> SHORT EXERCISE
Set down each entry from the block beneath, exactly as written.

> AVAILABLE RECORDS
═══

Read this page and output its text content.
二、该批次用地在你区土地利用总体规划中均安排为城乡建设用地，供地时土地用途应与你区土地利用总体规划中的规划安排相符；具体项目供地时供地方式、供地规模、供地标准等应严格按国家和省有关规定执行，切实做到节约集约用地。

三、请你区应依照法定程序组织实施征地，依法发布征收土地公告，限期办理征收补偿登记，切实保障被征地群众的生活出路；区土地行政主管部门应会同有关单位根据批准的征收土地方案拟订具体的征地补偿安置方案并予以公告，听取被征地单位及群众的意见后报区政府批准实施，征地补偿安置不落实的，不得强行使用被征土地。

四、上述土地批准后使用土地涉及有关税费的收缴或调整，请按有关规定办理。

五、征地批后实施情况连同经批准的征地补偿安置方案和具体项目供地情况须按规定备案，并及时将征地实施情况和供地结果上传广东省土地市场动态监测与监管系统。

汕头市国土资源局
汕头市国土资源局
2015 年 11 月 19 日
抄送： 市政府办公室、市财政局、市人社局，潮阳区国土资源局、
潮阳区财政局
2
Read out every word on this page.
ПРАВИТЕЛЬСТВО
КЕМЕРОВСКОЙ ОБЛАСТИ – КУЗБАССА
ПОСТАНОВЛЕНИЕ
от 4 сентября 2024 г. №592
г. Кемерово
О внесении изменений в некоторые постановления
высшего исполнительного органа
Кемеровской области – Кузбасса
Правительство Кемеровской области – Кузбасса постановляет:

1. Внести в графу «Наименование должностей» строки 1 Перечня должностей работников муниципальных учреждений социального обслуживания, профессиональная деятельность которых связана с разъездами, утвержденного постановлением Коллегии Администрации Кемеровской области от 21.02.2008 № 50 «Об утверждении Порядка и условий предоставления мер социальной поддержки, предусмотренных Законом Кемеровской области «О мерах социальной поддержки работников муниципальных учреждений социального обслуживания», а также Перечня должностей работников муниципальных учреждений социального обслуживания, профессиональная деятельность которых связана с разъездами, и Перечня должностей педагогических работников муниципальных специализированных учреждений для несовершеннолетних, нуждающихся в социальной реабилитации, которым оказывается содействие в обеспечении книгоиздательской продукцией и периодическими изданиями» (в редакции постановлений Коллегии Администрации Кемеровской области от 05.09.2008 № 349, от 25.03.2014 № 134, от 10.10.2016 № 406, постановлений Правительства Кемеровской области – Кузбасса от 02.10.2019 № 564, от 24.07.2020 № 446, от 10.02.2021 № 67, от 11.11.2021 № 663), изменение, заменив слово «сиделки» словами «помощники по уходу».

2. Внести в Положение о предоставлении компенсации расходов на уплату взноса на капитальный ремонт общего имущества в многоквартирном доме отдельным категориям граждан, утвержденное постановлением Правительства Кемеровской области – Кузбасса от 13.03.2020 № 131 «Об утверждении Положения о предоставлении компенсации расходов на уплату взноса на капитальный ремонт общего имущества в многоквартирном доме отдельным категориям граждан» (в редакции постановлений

═══

> SOLUTION TO THIS TASK
Read this page and output its text content.
二、该批次用地在你区土地利用总体规划中均安排为城乡建设用地，供地时土地用途应与你区土地利用总体规划中的规划安排相符；具体项目供地时供地方式、供地规模、供地标准等应严格按国家和省有关规定执行，切实做到节约集约用地。

三、请你区应依照法定程序组织实施征地，依法发布征收土地公告，限期办理征收补偿登记，切实保障被征地群众的生活出路；区土地行政主管部门应会同有关单位根据批准的征收土地方案拟订具体的征地补偿安置方案并予以公告，听取被征地单位及群众的意见后报区政府批准实施，征地补偿安置不落实的，不得强行使用被征土地。

四、上述土地批准后使用土地涉及有关税费的收缴或调整，请按有关规定办理。

五、征地批后实施情况连同经批准的征地补偿安置方案和具体项目供地情况须按规定备案，并及时将征地实施情况和供地结果上传广东省土地市场动态监测与监管系统。

汕头市国土资源局
汕头市国土资源局
2015 年 11 月 19 日
抄送： 市政府办公室、市财政局、市人社局，潮阳区国土资源局、
潮阳区财政局
2
Read out every word on this page.
ПРАВИТЕЛЬСТВО
КЕМЕРОВСКОЙ ОБЛАСТИ – КУЗБАССА
ПОСТАНОВЛЕНИЕ
от 4 сентября 2024 г. №592
г. Кемерово
О внесении изменений в некоторые постановления
высшего исполнительного органа
Кемеровской области – Кузбасса
Правительство Кемеровской области – Кузбасса постановляет:

1. Внести в графу «Наименование должностей» строки 1 Перечня должностей работников муниципальных учреждений социального обслуживания, профессиональная деятельность которых связана с разъездами, утвержденного постановлением Коллегии Администрации Кемеровской области от 21.02.2008 № 50 «Об утверждении Порядка и условий предоставления мер социальной поддержки, предусмотренных Законом Кемеровской области «О мерах социальной поддержки работников муниципальных учреждений социального обслуживания», а также Перечня должностей работников муниципальных учреждений социального обслуживания, профессиональная деятельность которых связана с разъездами, и Перечня должностей педагогических работников муниципальных специализированных учреждений для несовершеннолетних, нуждающихся в социальной реабилитации, которым оказывается содействие в обеспечении книгоиздательской продукцией и периодическими изданиями» (в редакции постановлений Коллегии Администрации Кемеровской области от 05.09.2008 № 349, от 25.03.2014 № 134, от 10.10.2016 № 406, постановлений Правительства Кемеровской области – Кузбасса от 02.10.2019 № 564, от 24.07.2020 № 446, от 10.02.2021 № 67, от 11.11.2021 № 663), изменение, заменив слово «сиделки» словами «помощники по уходу».

2. Внести в Положение о предоставлении компенсации расходов на уплату взноса на капитальный ремонт общего имущества в многоквартирном доме отдельным категориям граждан, утвержденное постановлением Правительства Кемеровской области – Кузбасса от 13.03.2020 № 131 «Об утверждении Положения о предоставлении компенсации расходов на уплату взноса на капитальный ремонт общего имущества в многоквартирном доме отдельным категориям граждан» (в редакции постановлений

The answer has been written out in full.